----- SUPPLIED INFORMATION

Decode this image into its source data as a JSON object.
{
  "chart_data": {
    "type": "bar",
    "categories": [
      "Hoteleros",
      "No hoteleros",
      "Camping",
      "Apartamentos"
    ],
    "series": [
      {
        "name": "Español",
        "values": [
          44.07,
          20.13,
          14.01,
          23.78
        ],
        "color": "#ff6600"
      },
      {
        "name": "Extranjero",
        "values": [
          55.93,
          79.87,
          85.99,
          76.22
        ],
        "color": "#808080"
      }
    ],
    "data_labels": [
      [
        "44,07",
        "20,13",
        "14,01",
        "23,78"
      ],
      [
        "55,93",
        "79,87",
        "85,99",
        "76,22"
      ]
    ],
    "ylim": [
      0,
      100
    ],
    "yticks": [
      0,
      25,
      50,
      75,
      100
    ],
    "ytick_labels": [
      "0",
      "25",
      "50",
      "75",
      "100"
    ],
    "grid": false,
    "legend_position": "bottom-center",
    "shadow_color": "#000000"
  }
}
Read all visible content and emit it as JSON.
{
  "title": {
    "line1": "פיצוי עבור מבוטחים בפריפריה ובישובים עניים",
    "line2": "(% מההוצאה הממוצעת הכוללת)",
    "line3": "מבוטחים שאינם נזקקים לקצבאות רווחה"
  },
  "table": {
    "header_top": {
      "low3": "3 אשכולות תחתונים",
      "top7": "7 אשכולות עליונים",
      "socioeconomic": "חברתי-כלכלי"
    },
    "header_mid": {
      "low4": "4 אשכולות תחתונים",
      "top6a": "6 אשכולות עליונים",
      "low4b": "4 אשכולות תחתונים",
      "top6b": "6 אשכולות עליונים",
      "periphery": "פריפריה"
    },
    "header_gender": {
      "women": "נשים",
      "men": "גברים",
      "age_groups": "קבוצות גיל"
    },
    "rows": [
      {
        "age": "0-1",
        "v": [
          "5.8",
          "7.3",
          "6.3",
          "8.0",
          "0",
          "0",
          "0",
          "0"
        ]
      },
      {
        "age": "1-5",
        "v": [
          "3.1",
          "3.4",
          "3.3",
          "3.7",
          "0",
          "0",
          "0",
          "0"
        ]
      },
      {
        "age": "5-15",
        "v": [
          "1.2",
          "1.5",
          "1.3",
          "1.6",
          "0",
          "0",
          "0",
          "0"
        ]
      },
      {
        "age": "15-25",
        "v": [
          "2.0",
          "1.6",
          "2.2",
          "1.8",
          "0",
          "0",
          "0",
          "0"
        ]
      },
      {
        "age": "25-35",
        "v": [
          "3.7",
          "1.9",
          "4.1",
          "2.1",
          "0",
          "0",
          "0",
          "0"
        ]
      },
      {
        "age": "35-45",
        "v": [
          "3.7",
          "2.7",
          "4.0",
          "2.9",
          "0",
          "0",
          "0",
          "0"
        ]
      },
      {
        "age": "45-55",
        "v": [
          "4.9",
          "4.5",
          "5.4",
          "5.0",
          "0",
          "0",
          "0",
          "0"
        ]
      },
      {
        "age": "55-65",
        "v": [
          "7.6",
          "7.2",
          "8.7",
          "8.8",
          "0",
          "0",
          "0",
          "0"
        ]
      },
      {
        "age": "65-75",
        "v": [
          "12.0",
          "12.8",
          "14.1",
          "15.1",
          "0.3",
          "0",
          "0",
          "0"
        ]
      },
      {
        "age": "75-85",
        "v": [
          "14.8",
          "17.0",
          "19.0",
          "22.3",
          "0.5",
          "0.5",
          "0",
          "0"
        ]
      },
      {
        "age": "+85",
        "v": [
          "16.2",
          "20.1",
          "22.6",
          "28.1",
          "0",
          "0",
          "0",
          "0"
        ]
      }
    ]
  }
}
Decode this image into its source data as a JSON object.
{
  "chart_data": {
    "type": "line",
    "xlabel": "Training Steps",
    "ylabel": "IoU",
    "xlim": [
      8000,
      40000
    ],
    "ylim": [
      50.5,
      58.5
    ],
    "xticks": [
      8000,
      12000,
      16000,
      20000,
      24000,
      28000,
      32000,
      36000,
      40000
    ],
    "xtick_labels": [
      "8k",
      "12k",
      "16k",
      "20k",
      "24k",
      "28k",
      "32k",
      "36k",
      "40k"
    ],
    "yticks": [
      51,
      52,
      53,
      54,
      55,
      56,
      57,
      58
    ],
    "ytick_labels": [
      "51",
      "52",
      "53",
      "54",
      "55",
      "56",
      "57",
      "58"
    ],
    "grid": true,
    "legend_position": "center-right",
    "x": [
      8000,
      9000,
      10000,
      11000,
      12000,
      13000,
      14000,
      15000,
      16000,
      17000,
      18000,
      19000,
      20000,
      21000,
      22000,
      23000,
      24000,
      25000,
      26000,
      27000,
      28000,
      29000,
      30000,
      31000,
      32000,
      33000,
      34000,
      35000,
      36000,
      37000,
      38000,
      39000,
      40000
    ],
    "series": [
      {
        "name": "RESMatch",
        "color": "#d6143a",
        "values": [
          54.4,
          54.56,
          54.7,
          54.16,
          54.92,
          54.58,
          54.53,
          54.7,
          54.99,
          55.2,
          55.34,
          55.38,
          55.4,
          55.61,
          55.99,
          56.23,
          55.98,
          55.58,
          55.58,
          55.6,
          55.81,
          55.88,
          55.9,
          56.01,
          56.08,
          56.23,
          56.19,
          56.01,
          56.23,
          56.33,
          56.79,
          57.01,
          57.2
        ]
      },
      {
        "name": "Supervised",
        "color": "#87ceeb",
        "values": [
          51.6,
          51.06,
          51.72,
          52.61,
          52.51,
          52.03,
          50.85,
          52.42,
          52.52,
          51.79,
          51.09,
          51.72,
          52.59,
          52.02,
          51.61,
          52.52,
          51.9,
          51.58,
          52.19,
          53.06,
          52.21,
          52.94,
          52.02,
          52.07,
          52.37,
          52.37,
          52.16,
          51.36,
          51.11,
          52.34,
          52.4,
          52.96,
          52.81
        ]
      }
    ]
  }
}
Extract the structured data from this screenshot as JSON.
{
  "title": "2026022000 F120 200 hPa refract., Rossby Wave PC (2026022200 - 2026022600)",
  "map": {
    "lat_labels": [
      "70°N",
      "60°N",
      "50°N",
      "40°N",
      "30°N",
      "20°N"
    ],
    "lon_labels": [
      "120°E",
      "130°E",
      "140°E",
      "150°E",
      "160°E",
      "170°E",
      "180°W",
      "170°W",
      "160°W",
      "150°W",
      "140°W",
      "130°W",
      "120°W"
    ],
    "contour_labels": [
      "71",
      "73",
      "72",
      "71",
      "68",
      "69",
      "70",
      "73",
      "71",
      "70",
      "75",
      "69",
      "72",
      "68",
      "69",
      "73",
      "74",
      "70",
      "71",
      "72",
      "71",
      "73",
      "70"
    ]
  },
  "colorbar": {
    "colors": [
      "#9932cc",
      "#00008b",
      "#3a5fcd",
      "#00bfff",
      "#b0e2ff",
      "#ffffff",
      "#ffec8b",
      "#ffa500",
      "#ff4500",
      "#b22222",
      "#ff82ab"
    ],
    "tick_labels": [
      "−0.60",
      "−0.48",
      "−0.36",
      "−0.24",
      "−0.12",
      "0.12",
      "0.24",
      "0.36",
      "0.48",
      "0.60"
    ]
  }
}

----------

### YOUR OBJECTIVE
Retype all of the material, keeping each line exact.

### SOLVED PROBLEM
Decode this image into its source data as a JSON object.
{
  "chart_data": {
    "type": "bar",
    "categories": [
      "Hoteleros",
      "No hoteleros",
      "Camping",
      "Apartamentos"
    ],
    "series": [
      {
        "name": "Español",
        "values": [
          44.07,
          20.13,
          14.01,
          23.78
        ],
        "color": "#ff6600"
      },
      {
        "name": "Extranjero",
        "values": [
          55.93,
          79.87,
          85.99,
          76.22
        ],
        "color": "#808080"
      }
    ],
    "data_labels": [
      [
        "44,07",
        "20,13",
        "14,01",
        "23,78"
      ],
      [
        "55,93",
        "79,87",
        "85,99",
        "76,22"
      ]
    ],
    "ylim": [
      0,
      100
    ],
    "yticks": [
      0,
      25,
      50,
      75,
      100
    ],
    "ytick_labels": [
      "0",
      "25",
      "50",
      "75",
      "100"
    ],
    "grid": false,
    "legend_position": "bottom-center",
    "shadow_color": "#000000"
  }
}
Read all visible content and emit it as JSON.
{
  "title": {
    "line1": "פיצוי עבור מבוטחים בפריפריה ובישובים עניים",
    "line2": "(% מההוצאה הממוצעת הכוללת)",
    "line3": "מבוטחים שאינם נזקקים לקצבאות רווחה"
  },
  "table": {
    "header_top": {
      "low3": "3 אשכולות תחתונים",
      "top7": "7 אשכולות עליונים",
      "socioeconomic": "חברתי-כלכלי"
    },
    "header_mid": {
      "low4": "4 אשכולות תחתונים",
      "top6a": "6 אשכולות עליונים",
      "low4b": "4 אשכולות תחתונים",
      "top6b": "6 אשכולות עליונים",
      "periphery": "פריפריה"
    },
    "header_gender": {
      "women": "נשים",
      "men": "גברים",
      "age_groups": "קבוצות גיל"
    },
    "rows": [
      {
        "age": "0-1",
        "v": [
          "5.8",
          "7.3",
          "6.3",
          "8.0",
          "0",
          "0",
          "0",
          "0"
        ]
      },
      {
        "age": "1-5",
        "v": [
          "3.1",
          "3.4",
          "3.3",
          "3.7",
          "0",
          "0",
          "0",
          "0"
        ]
      },
      {
        "age": "5-15",
        "v": [
          "1.2",
          "1.5",
          "1.3",
          "1.6",
          "0",
          "0",
          "0",
          "0"
        ]
      },
      {
        "age": "15-25",
        "v": [
          "2.0",
          "1.6",
          "2.2",
          "1.8",
          "0",
          "0",
          "0",
          "0"
        ]
      },
      {
        "age": "25-35",
        "v": [
          "3.7",
          "1.9",
          "4.1",
          "2.1",
          "0",
          "0",
          "0",
          "0"
        ]
      },
      {
        "age": "35-45",
        "v": [
          "3.7",
          "2.7",
          "4.0",
          "2.9",
          "0",
          "0",
          "0",
          "0"
        ]
      },
      {
        "age": "45-55",
        "v": [
          "4.9",
          "4.5",
          "5.4",
          "5.0",
          "0",
          "0",
          "0",
          "0"
        ]
      },
      {
        "age": "55-65",
        "v": [
          "7.6",
          "7.2",
          "8.7",
          "8.8",
          "0",
          "0",
          "0",
          "0"
        ]
      },
      {
        "age": "65-75",
        "v": [
          "12.0",
          "12.8",
          "14.1",
          "15.1",
          "0.3",
          "0",
          "0",
          "0"
        ]
      },
      {
        "age": "75-85",
        "v": [
          "14.8",
          "17.0",
          "19.0",
          "22.3",
          "0.5",
          "0.5",
          "0",
          "0"
        ]
      },
      {
        "age": "+85",
        "v": [
          "16.2",
          "20.1",
          "22.6",
          "28.1",
          "0",
          "0",
          "0",
          "0"
        ]
      }
    ]
  }
}
Decode this image into its source data as a JSON object.
{
  "chart_data": {
    "type": "line",
    "xlabel": "Training Steps",
    "ylabel": "IoU",
    "xlim": [
      8000,
      40000
    ],
    "ylim": [
      50.5,
      58.5
    ],
    "xticks": [
      8000,
      12000,
      16000,
      20000,
      24000,
      28000,
      32000,
      36000,
      40000
    ],
    "xtick_labels": [
      "8k",
      "12k",
      "16k",
      "20k",
      "24k",
      "28k",
      "32k",
      "36k",
      "40k"
    ],
    "yticks": [
      51,
      52,
      53,
      54,
      55,
      56,
      57,
      58
    ],
    "ytick_labels": [
      "51",
      "52",
      "53",
      "54",
      "55",
      "56",
      "57",
      "58"
    ],
    "grid": true,
    "legend_position": "center-right",
    "x": [
      8000,
      9000,
      10000,
      11000,
      12000,
      13000,
      14000,
      15000,
      16000,
      17000,
      18000,
      19000,
      20000,
      21000,
      22000,
      23000,
      24000,
      25000,
      26000,
      27000,
      28000,
      29000,
      30000,
      31000,
      32000,
      33000,
      34000,
      35000,
      36000,
      37000,
      38000,
      39000,
      40000
    ],
    "series": [
      {
        "name": "RESMatch",
        "color": "#d6143a",
        "values": [
          54.4,
          54.56,
          54.7,
          54.16,
          54.92,
          54.58,
          54.53,
          54.7,
          54.99,
          55.2,
          55.34,
          55.38,
          55.4,
          55.61,
          55.99,
          56.23,
          55.98,
          55.58,
          55.58,
          55.6,
          55.81,
          55.88,
          55.9,
          56.01,
          56.08,
          56.23,
          56.19,
          56.01,
          56.23,
          56.33,
          56.79,
          57.01,
          57.2
        ]
      },
      {
        "name": "Supervised",
        "color": "#87ceeb",
        "values": [
          51.6,
          51.06,
          51.72,
          52.61,
          52.51,
          52.03,
          50.85,
          52.42,
          52.52,
          51.79,
          51.09,
          51.72,
          52.59,
          52.02,
          51.61,
          52.52,
          51.9,
          51.58,
          52.19,
          53.06,
          52.21,
          52.94,
          52.02,
          52.07,
          52.37,
          52.37,
          52.16,
          51.36,
          51.11,
          52.34,
          52.4,
          52.96,
          52.81
        ]
      }
    ]
  }
}
Extract the structured data from this screenshot as JSON.
{
  "title": "2026022000 F120 200 hPa refract., Rossby Wave PC (2026022200 - 2026022600)",
  "map": {
    "lat_labels": [
      "70°N",
      "60°N",
      "50°N",
      "40°N",
      "30°N",
      "20°N"
    ],
    "lon_labels": [
      "120°E",
      "130°E",
      "140°E",
      "150°E",
      "160°E",
      "170°E",
      "180°W",
      "170°W",
      "160°W",
      "150°W",
      "140°W",
      "130°W",
      "120°W"
    ],
    "contour_labels": [
      "71",
      "73",
      "72",
      "71",
      "68",
      "69",
      "70",
      "73",
      "71",
      "70",
      "75",
      "69",
      "72",
      "68",
      "69",
      "73",
      "74",
      "70",
      "71",
      "72",
      "71",
      "73",
      "70"
    ]
  },
  "colorbar": {
    "colors": [
      "#9932cc",
      "#00008b",
      "#3a5fcd",
      "#00bfff",
      "#b0e2ff",
      "#ffffff",
      "#ffec8b",
      "#ffa500",
      "#ff4500",
      "#b22222",
      "#ff82ab"
    ],
    "tick_labels": [
      "−0.60",
      "−0.48",
      "−0.36",
      "−0.24",
      "−0.12",
      "0.12",
      "0.24",
      "0.36",
      "0.48",
      "0.60"
    ]
  }
}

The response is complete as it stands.